▶ [Exercise details] All the entries need to be quoted exactly, apart from the pictures, which you should drop.

▶ [Data to process]
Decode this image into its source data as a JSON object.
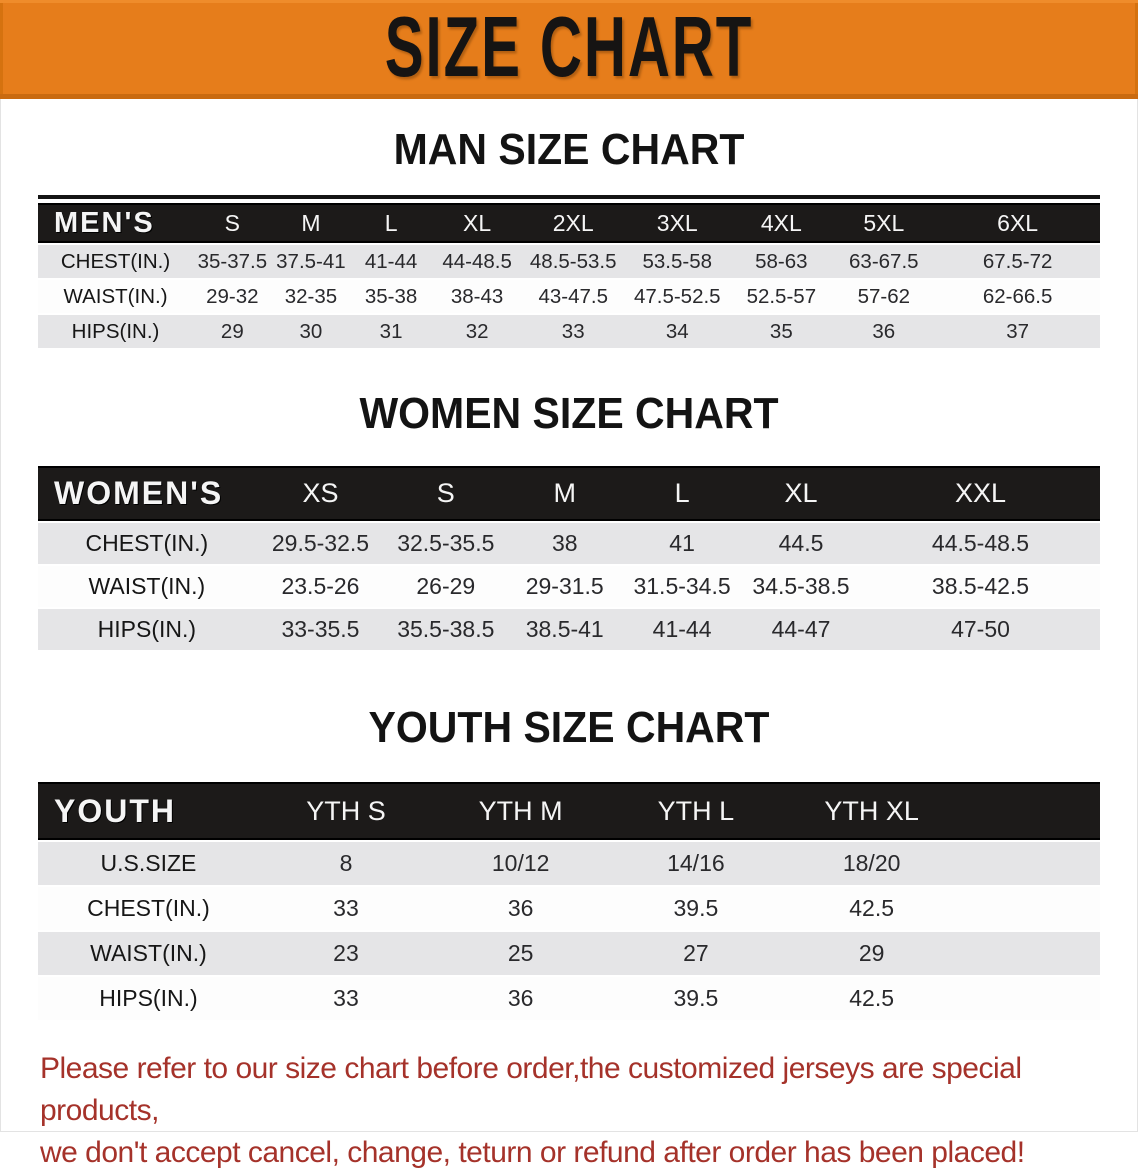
{
  "banner": {
    "title": "SIZE CHART",
    "bg_color": "#e67d1b",
    "text_color": "#161413"
  },
  "sections": [
    {
      "heading": "MAN SIZE CHART",
      "table": {
        "label": "MEN'S",
        "columns": [
          "S",
          "M",
          "L",
          "XL",
          "2XL",
          "3XL",
          "4XL",
          "5XL",
          "6XL"
        ],
        "rows": [
          {
            "label": "CHEST(IN.)",
            "values": [
              "35-37.5",
              "37.5-41",
              "41-44",
              "44-48.5",
              "48.5-53.5",
              "53.5-58",
              "58-63",
              "63-67.5",
              "67.5-72"
            ]
          },
          {
            "label": "WAIST(IN.)",
            "values": [
              "29-32",
              "32-35",
              "35-38",
              "38-43",
              "43-47.5",
              "47.5-52.5",
              "52.5-57",
              "57-62",
              "62-66.5"
            ]
          },
          {
            "label": "HIPS(IN.)",
            "values": [
              "29",
              "30",
              "31",
              "32",
              "33",
              "34",
              "35",
              "36",
              "37"
            ]
          }
        ]
      }
    },
    {
      "heading": "WOMEN SIZE CHART",
      "table": {
        "label": "WOMEN'S",
        "columns": [
          "XS",
          "S",
          "M",
          "L",
          "XL",
          "XXL"
        ],
        "rows": [
          {
            "label": "CHEST(IN.)",
            "values": [
              "29.5-32.5",
              "32.5-35.5",
              "38",
              "41",
              "44.5",
              "44.5-48.5"
            ]
          },
          {
            "label": "WAIST(IN.)",
            "values": [
              "23.5-26",
              "26-29",
              "29-31.5",
              "31.5-34.5",
              "34.5-38.5",
              "38.5-42.5"
            ]
          },
          {
            "label": "HIPS(IN.)",
            "values": [
              "33-35.5",
              "35.5-38.5",
              "38.5-41",
              "41-44",
              "44-47",
              "47-50"
            ]
          }
        ]
      }
    },
    {
      "heading": "YOUTH SIZE CHART",
      "table": {
        "label": "YOUTH",
        "columns": [
          "YTH S",
          "YTH M",
          "YTH L",
          "YTH XL"
        ],
        "rows": [
          {
            "label": "U.S.SIZE",
            "values": [
              "8",
              "10/12",
              "14/16",
              "18/20"
            ]
          },
          {
            "label": "CHEST(IN.)",
            "values": [
              "33",
              "36",
              "39.5",
              "42.5"
            ]
          },
          {
            "label": "WAIST(IN.)",
            "values": [
              "23",
              "25",
              "27",
              "29"
            ]
          },
          {
            "label": "HIPS(IN.)",
            "values": [
              "33",
              "36",
              "39.5",
              "42.5"
            ]
          }
        ]
      }
    }
  ],
  "footer": {
    "lines": [
      "Please refer to our size chart before order,the customized jerseys are special products,",
      "we don't accept cancel, change, teturn or refund after order has been placed!"
    ],
    "text_color": "#a5322a"
  },
  "colors": {
    "banner_orange": "#e67d1b",
    "banner_border": "#c96a10",
    "table_header_black": "#1c1a19",
    "row_gray": "#e5e5e7",
    "row_white": "#fdfdfd"
  }
}
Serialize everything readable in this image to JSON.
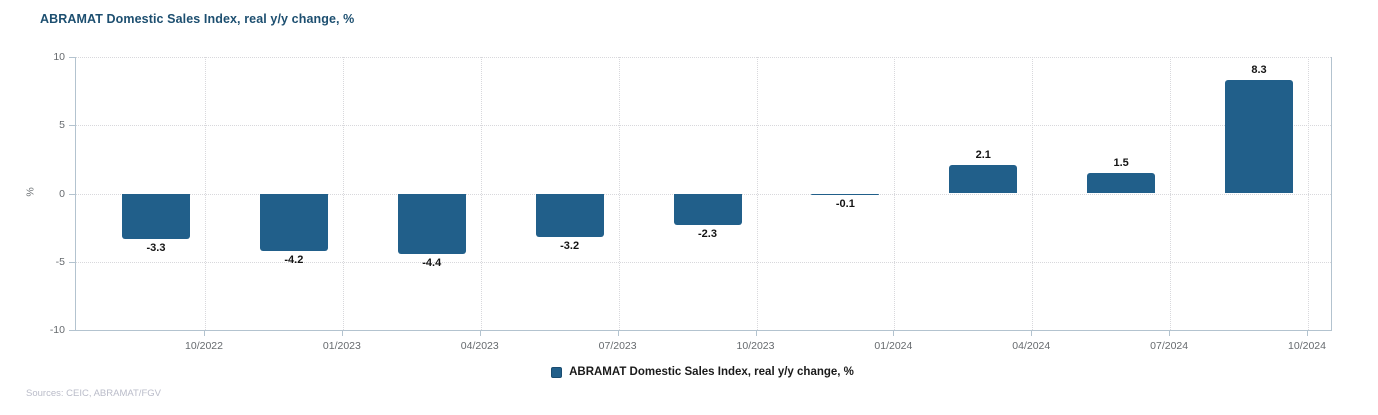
{
  "title": "ABRAMAT Domestic Sales Index, real y/y change, %",
  "y_axis": {
    "label": "%",
    "ticks": [
      10,
      5,
      0,
      -5,
      -10
    ]
  },
  "x_axis": {
    "ticks": [
      "10/2022",
      "01/2023",
      "04/2023",
      "07/2023",
      "10/2023",
      "01/2024",
      "04/2024",
      "07/2024",
      "10/2024"
    ]
  },
  "legend": {
    "label": "ABRAMAT Domestic Sales Index, real y/y change, %"
  },
  "sources": "Sources: CEIC, ABRAMAT/FGV",
  "colors": {
    "bar": "#215F8A",
    "title": "#1D4F70",
    "axis_line": "#B3C3CF",
    "gridline": "#D8D8DC",
    "tick_label": "#666A6E",
    "value_label": "#141414",
    "sources_text": "#BABCC9"
  },
  "chart_data": {
    "type": "bar",
    "title": "ABRAMAT Domestic Sales Index, real y/y change, %",
    "categories": [
      "10/2022",
      "01/2023",
      "04/2023",
      "07/2023",
      "10/2023",
      "01/2024",
      "04/2024",
      "07/2024",
      "10/2024"
    ],
    "values": [
      -3.3,
      -4.2,
      -4.4,
      -3.2,
      -2.3,
      -0.1,
      2.1,
      1.5,
      8.3
    ],
    "series_name": "ABRAMAT Domestic Sales Index, real y/y change, %",
    "xlabel": "",
    "ylabel": "%",
    "ylim": [
      -10,
      10
    ],
    "y_tick_step": 5,
    "grid": true,
    "grid_style": "dotted",
    "legend_position": "bottom",
    "value_labels": true
  }
}
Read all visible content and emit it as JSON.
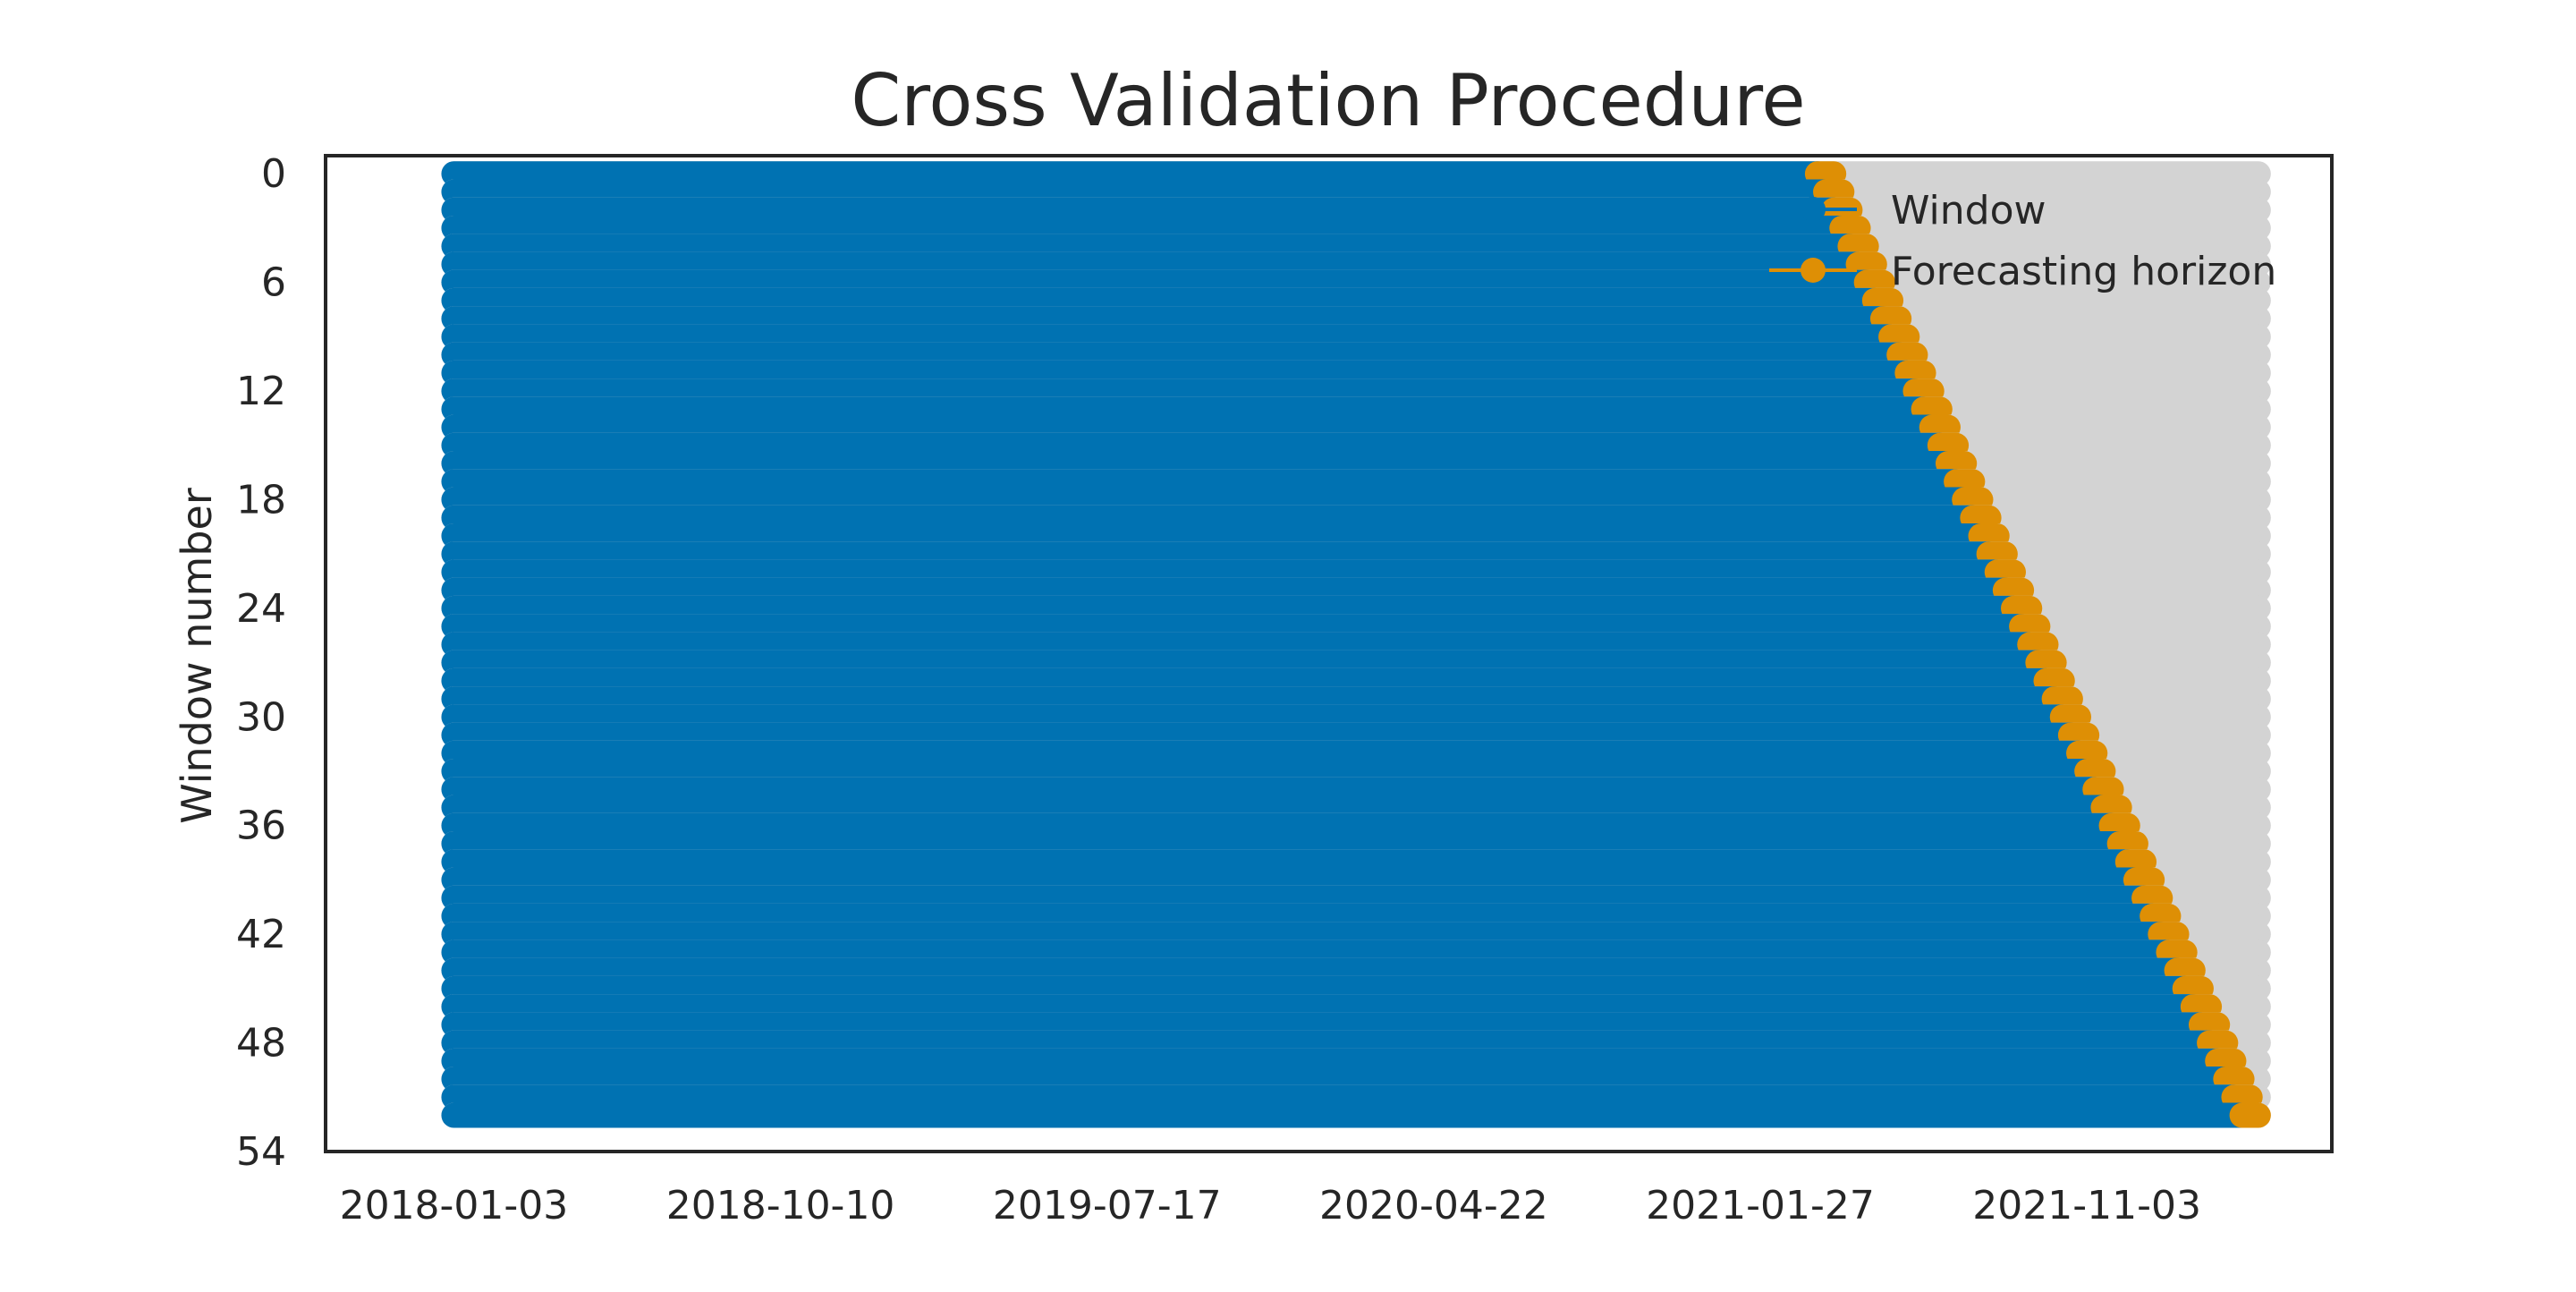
{
  "chart_data": {
    "type": "scatter",
    "title": "Cross Validation Procedure",
    "xlabel": "",
    "ylabel": "Window number",
    "x_axis_type": "date",
    "x_ticks": [
      "2018-01-03",
      "2018-10-10",
      "2019-07-17",
      "2020-04-22",
      "2021-01-27",
      "2021-11-03"
    ],
    "xlim": [
      "2017-09-15",
      "2022-06-01"
    ],
    "y_ticks": [
      0,
      6,
      12,
      18,
      24,
      30,
      36,
      42,
      48,
      54
    ],
    "ylim": [
      54,
      -1
    ],
    "y_inverted": true,
    "grid": false,
    "legend_position": "top-right",
    "colors": {
      "window": "#0072b2",
      "forecasting_horizon": "#de8f05",
      "unused": "#d3d3d3"
    },
    "window_count": 53,
    "series": [
      {
        "name": "Window",
        "marker": "circle",
        "window_start": "2018-01-03",
        "first_window_end": "2021-03-17",
        "window_step": "7 days"
      },
      {
        "name": "Forecasting horizon",
        "marker": "circle",
        "horizon_length": "2 weeks",
        "first_horizon_start": "2021-03-17",
        "last_horizon_end": "2022-03-30"
      }
    ],
    "background_series": {
      "span_start": "2018-01-03",
      "span_end": "2022-03-30"
    }
  }
}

▶ [Solution to the exercise]
Decode this image into its source data as a JSON object.
{
  "banner": {
    "title": "SIZE CHART",
    "bg_color": "#e67d1b",
    "text_color": "#161413"
  },
  "sections": [
    {
      "heading": "MAN SIZE CHART",
      "table": {
        "label": "MEN'S",
        "columns": [
          "S",
          "M",
          "L",
          "XL",
          "2XL",
          "3XL",
          "4XL",
          "5XL",
          "6XL"
        ],
        "rows": [
          {
            "label": "CHEST(IN.)",
            "values": [
              "35-37.5",
              "37.5-41",
              "41-44",
              "44-48.5",
              "48.5-53.5",
              "53.5-58",
              "58-63",
              "63-67.5",
              "67.5-72"
            ]
          },
          {
            "label": "WAIST(IN.)",
            "values": [
              "29-32",
              "32-35",
              "35-38",
              "38-43",
              "43-47.5",
              "47.5-52.5",
              "52.5-57",
              "57-62",
              "62-66.5"
            ]
          },
          {
            "label": "HIPS(IN.)",
            "values": [
              "29",
              "30",
              "31",
              "32",
              "33",
              "34",
              "35",
              "36",
              "37"
            ]
          }
        ]
      }
    },
    {
      "heading": "WOMEN SIZE CHART",
      "table": {
        "label": "WOMEN'S",
        "columns": [
          "XS",
          "S",
          "M",
          "L",
          "XL",
          "XXL"
        ],
        "rows": [
          {
            "label": "CHEST(IN.)",
            "values": [
              "29.5-32.5",
              "32.5-35.5",
              "38",
              "41",
              "44.5",
              "44.5-48.5"
            ]
          },
          {
            "label": "WAIST(IN.)",
            "values": [
              "23.5-26",
              "26-29",
              "29-31.5",
              "31.5-34.5",
              "34.5-38.5",
              "38.5-42.5"
            ]
          },
          {
            "label": "HIPS(IN.)",
            "values": [
              "33-35.5",
              "35.5-38.5",
              "38.5-41",
              "41-44",
              "44-47",
              "47-50"
            ]
          }
        ]
      }
    },
    {
      "heading": "YOUTH SIZE CHART",
      "table": {
        "label": "YOUTH",
        "columns": [
          "YTH S",
          "YTH M",
          "YTH L",
          "YTH XL"
        ],
        "rows": [
          {
            "label": "U.S.SIZE",
            "values": [
              "8",
              "10/12",
              "14/16",
              "18/20"
            ]
          },
          {
            "label": "CHEST(IN.)",
            "values": [
              "33",
              "36",
              "39.5",
              "42.5"
            ]
          },
          {
            "label": "WAIST(IN.)",
            "values": [
              "23",
              "25",
              "27",
              "29"
            ]
          },
          {
            "label": "HIPS(IN.)",
            "values": [
              "33",
              "36",
              "39.5",
              "42.5"
            ]
          }
        ]
      }
    }
  ],
  "footer": {
    "lines": [
      "Please refer to our size chart before order,the customized jerseys are special products,",
      "we don't accept cancel, change, teturn or refund after order has been placed!"
    ],
    "text_color": "#a5322a"
  },
  "colors": {
    "banner_orange": "#e67d1b",
    "banner_border": "#c96a10",
    "table_header_black": "#1c1a19",
    "row_gray": "#e5e5e7",
    "row_white": "#fdfdfd"
  }
}
Serialize everything readable in this image to JSON.
{
  "title": "ABRAMAT Domestic Sales Index, real y/y change, %",
  "y_axis": {
    "label": "%",
    "ticks": [
      10,
      5,
      0,
      -5,
      -10
    ]
  },
  "x_axis": {
    "ticks": [
      "10/2022",
      "01/2023",
      "04/2023",
      "07/2023",
      "10/2023",
      "01/2024",
      "04/2024",
      "07/2024",
      "10/2024"
    ]
  },
  "legend": {
    "label": "ABRAMAT Domestic Sales Index, real y/y change, %"
  },
  "sources": "Sources: CEIC, ABRAMAT/FGV",
  "colors": {
    "bar": "#215F8A",
    "title": "#1D4F70",
    "axis_line": "#B3C3CF",
    "gridline": "#D8D8DC",
    "tick_label": "#666A6E",
    "value_label": "#141414",
    "sources_text": "#BABCC9"
  },
  "chart_data": {
    "type": "bar",
    "title": "ABRAMAT Domestic Sales Index, real y/y change, %",
    "categories": [
      "10/2022",
      "01/2023",
      "04/2023",
      "07/2023",
      "10/2023",
      "01/2024",
      "04/2024",
      "07/2024",
      "10/2024"
    ],
    "values": [
      -3.3,
      -4.2,
      -4.4,
      -3.2,
      -2.3,
      -0.1,
      2.1,
      1.5,
      8.3
    ],
    "series_name": "ABRAMAT Domestic Sales Index, real y/y change, %",
    "xlabel": "",
    "ylabel": "%",
    "ylim": [
      -10,
      10
    ],
    "y_tick_step": 5,
    "grid": true,
    "grid_style": "dotted",
    "legend_position": "bottom",
    "value_labels": true
  }
}
Read all visible content and emit it as JSON.
{
  "chart_data": {
    "type": "scatter",
    "title": "Cross Validation Procedure",
    "xlabel": "",
    "ylabel": "Window number",
    "x_axis_type": "date",
    "x_ticks": [
      "2018-01-03",
      "2018-10-10",
      "2019-07-17",
      "2020-04-22",
      "2021-01-27",
      "2021-11-03"
    ],
    "xlim": [
      "2017-09-15",
      "2022-06-01"
    ],
    "y_ticks": [
      0,
      6,
      12,
      18,
      24,
      30,
      36,
      42,
      48,
      54
    ],
    "ylim": [
      54,
      -1
    ],
    "y_inverted": true,
    "grid": false,
    "legend_position": "top-right",
    "colors": {
      "window": "#0072b2",
      "forecasting_horizon": "#de8f05",
      "unused": "#d3d3d3"
    },
    "window_count": 53,
    "series": [
      {
        "name": "Window",
        "marker": "circle",
        "window_start": "2018-01-03",
        "first_window_end": "2021-03-17",
        "window_step": "7 days"
      },
      {
        "name": "Forecasting horizon",
        "marker": "circle",
        "horizon_length": "2 weeks",
        "first_horizon_start": "2021-03-17",
        "last_horizon_end": "2022-03-30"
      }
    ],
    "background_series": {
      "span_start": "2018-01-03",
      "span_end": "2022-03-30"
    }
  }
}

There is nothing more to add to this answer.